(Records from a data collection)
┏━━
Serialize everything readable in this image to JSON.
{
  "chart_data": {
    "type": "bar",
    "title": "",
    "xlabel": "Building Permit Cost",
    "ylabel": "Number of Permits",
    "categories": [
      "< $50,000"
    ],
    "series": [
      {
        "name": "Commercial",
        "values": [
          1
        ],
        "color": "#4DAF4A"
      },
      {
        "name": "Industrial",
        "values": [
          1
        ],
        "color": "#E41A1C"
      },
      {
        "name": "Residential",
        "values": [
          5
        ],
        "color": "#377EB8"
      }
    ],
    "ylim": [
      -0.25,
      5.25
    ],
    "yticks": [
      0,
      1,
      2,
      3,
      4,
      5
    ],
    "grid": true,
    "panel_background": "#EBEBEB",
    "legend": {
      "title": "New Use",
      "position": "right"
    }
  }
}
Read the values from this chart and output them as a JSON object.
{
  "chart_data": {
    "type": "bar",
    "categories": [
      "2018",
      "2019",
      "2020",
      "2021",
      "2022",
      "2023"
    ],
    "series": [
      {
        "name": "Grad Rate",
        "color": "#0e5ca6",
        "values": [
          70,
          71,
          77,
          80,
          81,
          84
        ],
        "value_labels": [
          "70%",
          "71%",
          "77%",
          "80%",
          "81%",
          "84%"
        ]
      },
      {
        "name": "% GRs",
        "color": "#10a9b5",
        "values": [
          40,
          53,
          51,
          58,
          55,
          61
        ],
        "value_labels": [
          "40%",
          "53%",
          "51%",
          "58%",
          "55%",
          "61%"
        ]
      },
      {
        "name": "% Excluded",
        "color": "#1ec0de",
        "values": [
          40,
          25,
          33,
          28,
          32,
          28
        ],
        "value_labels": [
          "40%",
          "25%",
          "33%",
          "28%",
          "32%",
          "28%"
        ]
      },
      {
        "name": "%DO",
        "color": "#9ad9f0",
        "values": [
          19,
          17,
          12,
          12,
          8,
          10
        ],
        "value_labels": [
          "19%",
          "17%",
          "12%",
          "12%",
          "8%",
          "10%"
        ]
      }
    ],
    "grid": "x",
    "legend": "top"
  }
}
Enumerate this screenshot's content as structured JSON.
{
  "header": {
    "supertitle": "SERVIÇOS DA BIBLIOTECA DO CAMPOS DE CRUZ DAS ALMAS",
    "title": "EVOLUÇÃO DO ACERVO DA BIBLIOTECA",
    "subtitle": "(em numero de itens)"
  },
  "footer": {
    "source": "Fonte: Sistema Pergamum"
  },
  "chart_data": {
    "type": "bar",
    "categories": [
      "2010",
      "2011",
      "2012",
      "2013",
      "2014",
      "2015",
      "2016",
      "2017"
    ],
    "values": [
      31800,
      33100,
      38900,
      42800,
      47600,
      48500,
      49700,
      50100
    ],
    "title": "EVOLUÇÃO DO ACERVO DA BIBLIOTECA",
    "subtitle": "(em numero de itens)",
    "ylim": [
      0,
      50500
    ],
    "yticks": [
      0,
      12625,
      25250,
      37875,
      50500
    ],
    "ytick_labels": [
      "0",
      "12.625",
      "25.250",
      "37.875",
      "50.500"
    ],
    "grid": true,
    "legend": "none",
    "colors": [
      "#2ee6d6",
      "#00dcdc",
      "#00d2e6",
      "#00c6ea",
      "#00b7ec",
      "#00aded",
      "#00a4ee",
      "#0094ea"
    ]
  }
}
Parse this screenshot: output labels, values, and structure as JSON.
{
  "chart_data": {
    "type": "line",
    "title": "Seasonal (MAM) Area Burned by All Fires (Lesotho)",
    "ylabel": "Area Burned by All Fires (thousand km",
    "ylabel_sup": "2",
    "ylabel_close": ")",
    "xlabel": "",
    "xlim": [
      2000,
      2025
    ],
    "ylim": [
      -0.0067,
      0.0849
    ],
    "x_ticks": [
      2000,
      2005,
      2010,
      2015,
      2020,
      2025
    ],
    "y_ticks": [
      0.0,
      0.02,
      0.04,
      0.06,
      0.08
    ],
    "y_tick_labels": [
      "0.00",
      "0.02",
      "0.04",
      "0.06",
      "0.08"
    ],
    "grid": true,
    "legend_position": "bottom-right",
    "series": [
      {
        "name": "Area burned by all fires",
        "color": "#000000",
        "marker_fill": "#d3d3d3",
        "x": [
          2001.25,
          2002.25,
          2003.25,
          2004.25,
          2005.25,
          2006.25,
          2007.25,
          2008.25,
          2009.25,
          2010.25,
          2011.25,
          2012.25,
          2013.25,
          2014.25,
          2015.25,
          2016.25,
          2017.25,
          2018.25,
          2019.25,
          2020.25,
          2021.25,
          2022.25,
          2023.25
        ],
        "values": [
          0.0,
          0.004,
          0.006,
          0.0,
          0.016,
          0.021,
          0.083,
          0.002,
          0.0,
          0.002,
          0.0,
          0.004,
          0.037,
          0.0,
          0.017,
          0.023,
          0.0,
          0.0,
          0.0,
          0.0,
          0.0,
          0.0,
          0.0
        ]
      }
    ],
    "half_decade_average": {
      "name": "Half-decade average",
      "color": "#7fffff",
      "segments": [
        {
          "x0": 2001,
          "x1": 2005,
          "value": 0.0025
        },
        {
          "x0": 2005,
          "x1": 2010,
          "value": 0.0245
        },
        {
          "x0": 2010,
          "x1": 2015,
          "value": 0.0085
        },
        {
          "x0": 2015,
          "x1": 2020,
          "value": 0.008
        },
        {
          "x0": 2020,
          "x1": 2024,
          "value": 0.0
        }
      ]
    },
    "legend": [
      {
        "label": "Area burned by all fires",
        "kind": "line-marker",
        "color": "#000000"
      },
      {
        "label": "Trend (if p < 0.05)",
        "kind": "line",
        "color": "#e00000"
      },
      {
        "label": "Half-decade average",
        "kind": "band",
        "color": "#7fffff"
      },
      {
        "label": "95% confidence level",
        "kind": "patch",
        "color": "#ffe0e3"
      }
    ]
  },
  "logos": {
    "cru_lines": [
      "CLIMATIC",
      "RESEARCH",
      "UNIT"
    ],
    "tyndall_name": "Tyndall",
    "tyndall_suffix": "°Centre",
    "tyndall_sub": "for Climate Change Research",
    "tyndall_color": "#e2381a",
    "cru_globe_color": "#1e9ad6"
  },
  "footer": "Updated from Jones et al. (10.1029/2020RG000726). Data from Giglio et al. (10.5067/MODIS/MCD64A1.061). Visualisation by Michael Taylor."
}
┗━━
→ Exercise directions
Reproduce every record above exactly as it appears.

→ Output
Serialize everything readable in this image to JSON.
{
  "chart_data": {
    "type": "bar",
    "title": "",
    "xlabel": "Building Permit Cost",
    "ylabel": "Number of Permits",
    "categories": [
      "< $50,000"
    ],
    "series": [
      {
        "name": "Commercial",
        "values": [
          1
        ],
        "color": "#4DAF4A"
      },
      {
        "name": "Industrial",
        "values": [
          1
        ],
        "color": "#E41A1C"
      },
      {
        "name": "Residential",
        "values": [
          5
        ],
        "color": "#377EB8"
      }
    ],
    "ylim": [
      -0.25,
      5.25
    ],
    "yticks": [
      0,
      1,
      2,
      3,
      4,
      5
    ],
    "grid": true,
    "panel_background": "#EBEBEB",
    "legend": {
      "title": "New Use",
      "position": "right"
    }
  }
}
Read the values from this chart and output them as a JSON object.
{
  "chart_data": {
    "type": "bar",
    "categories": [
      "2018",
      "2019",
      "2020",
      "2021",
      "2022",
      "2023"
    ],
    "series": [
      {
        "name": "Grad Rate",
        "color": "#0e5ca6",
        "values": [
          70,
          71,
          77,
          80,
          81,
          84
        ],
        "value_labels": [
          "70%",
          "71%",
          "77%",
          "80%",
          "81%",
          "84%"
        ]
      },
      {
        "name": "% GRs",
        "color": "#10a9b5",
        "values": [
          40,
          53,
          51,
          58,
          55,
          61
        ],
        "value_labels": [
          "40%",
          "53%",
          "51%",
          "58%",
          "55%",
          "61%"
        ]
      },
      {
        "name": "% Excluded",
        "color": "#1ec0de",
        "values": [
          40,
          25,
          33,
          28,
          32,
          28
        ],
        "value_labels": [
          "40%",
          "25%",
          "33%",
          "28%",
          "32%",
          "28%"
        ]
      },
      {
        "name": "%DO",
        "color": "#9ad9f0",
        "values": [
          19,
          17,
          12,
          12,
          8,
          10
        ],
        "value_labels": [
          "19%",
          "17%",
          "12%",
          "12%",
          "8%",
          "10%"
        ]
      }
    ],
    "grid": "x",
    "legend": "top"
  }
}
Enumerate this screenshot's content as structured JSON.
{
  "header": {
    "supertitle": "SERVIÇOS DA BIBLIOTECA DO CAMPOS DE CRUZ DAS ALMAS",
    "title": "EVOLUÇÃO DO ACERVO DA BIBLIOTECA",
    "subtitle": "(em numero de itens)"
  },
  "footer": {
    "source": "Fonte: Sistema Pergamum"
  },
  "chart_data": {
    "type": "bar",
    "categories": [
      "2010",
      "2011",
      "2012",
      "2013",
      "2014",
      "2015",
      "2016",
      "2017"
    ],
    "values": [
      31800,
      33100,
      38900,
      42800,
      47600,
      48500,
      49700,
      50100
    ],
    "title": "EVOLUÇÃO DO ACERVO DA BIBLIOTECA",
    "subtitle": "(em numero de itens)",
    "ylim": [
      0,
      50500
    ],
    "yticks": [
      0,
      12625,
      25250,
      37875,
      50500
    ],
    "ytick_labels": [
      "0",
      "12.625",
      "25.250",
      "37.875",
      "50.500"
    ],
    "grid": true,
    "legend": "none",
    "colors": [
      "#2ee6d6",
      "#00dcdc",
      "#00d2e6",
      "#00c6ea",
      "#00b7ec",
      "#00aded",
      "#00a4ee",
      "#0094ea"
    ]
  }
}
Parse this screenshot: output labels, values, and structure as JSON.
{
  "chart_data": {
    "type": "line",
    "title": "Seasonal (MAM) Area Burned by All Fires (Lesotho)",
    "ylabel": "Area Burned by All Fires (thousand km",
    "ylabel_sup": "2",
    "ylabel_close": ")",
    "xlabel": "",
    "xlim": [
      2000,
      2025
    ],
    "ylim": [
      -0.0067,
      0.0849
    ],
    "x_ticks": [
      2000,
      2005,
      2010,
      2015,
      2020,
      2025
    ],
    "y_ticks": [
      0.0,
      0.02,
      0.04,
      0.06,
      0.08
    ],
    "y_tick_labels": [
      "0.00",
      "0.02",
      "0.04",
      "0.06",
      "0.08"
    ],
    "grid": true,
    "legend_position": "bottom-right",
    "series": [
      {
        "name": "Area burned by all fires",
        "color": "#000000",
        "marker_fill": "#d3d3d3",
        "x": [
          2001.25,
          2002.25,
          2003.25,
          2004.25,
          2005.25,
          2006.25,
          2007.25,
          2008.25,
          2009.25,
          2010.25,
          2011.25,
          2012.25,
          2013.25,
          2014.25,
          2015.25,
          2016.25,
          2017.25,
          2018.25,
          2019.25,
          2020.25,
          2021.25,
          2022.25,
          2023.25
        ],
        "values": [
          0.0,
          0.004,
          0.006,
          0.0,
          0.016,
          0.021,
          0.083,
          0.002,
          0.0,
          0.002,
          0.0,
          0.004,
          0.037,
          0.0,
          0.017,
          0.023,
          0.0,
          0.0,
          0.0,
          0.0,
          0.0,
          0.0,
          0.0
        ]
      }
    ],
    "half_decade_average": {
      "name": "Half-decade average",
      "color": "#7fffff",
      "segments": [
        {
          "x0": 2001,
          "x1": 2005,
          "value": 0.0025
        },
        {
          "x0": 2005,
          "x1": 2010,
          "value": 0.0245
        },
        {
          "x0": 2010,
          "x1": 2015,
          "value": 0.0085
        },
        {
          "x0": 2015,
          "x1": 2020,
          "value": 0.008
        },
        {
          "x0": 2020,
          "x1": 2024,
          "value": 0.0
        }
      ]
    },
    "legend": [
      {
        "label": "Area burned by all fires",
        "kind": "line-marker",
        "color": "#000000"
      },
      {
        "label": "Trend (if p < 0.05)",
        "kind": "line",
        "color": "#e00000"
      },
      {
        "label": "Half-decade average",
        "kind": "band",
        "color": "#7fffff"
      },
      {
        "label": "95% confidence level",
        "kind": "patch",
        "color": "#ffe0e3"
      }
    ]
  },
  "logos": {
    "cru_lines": [
      "CLIMATIC",
      "RESEARCH",
      "UNIT"
    ],
    "tyndall_name": "Tyndall",
    "tyndall_suffix": "°Centre",
    "tyndall_sub": "for Climate Change Research",
    "tyndall_color": "#e2381a",
    "cru_globe_color": "#1e9ad6"
  },
  "footer": "Updated from Jones et al. (10.1029/2020RG000726). Data from Giglio et al. (10.5067/MODIS/MCD64A1.061). Visualisation by Michael Taylor."
}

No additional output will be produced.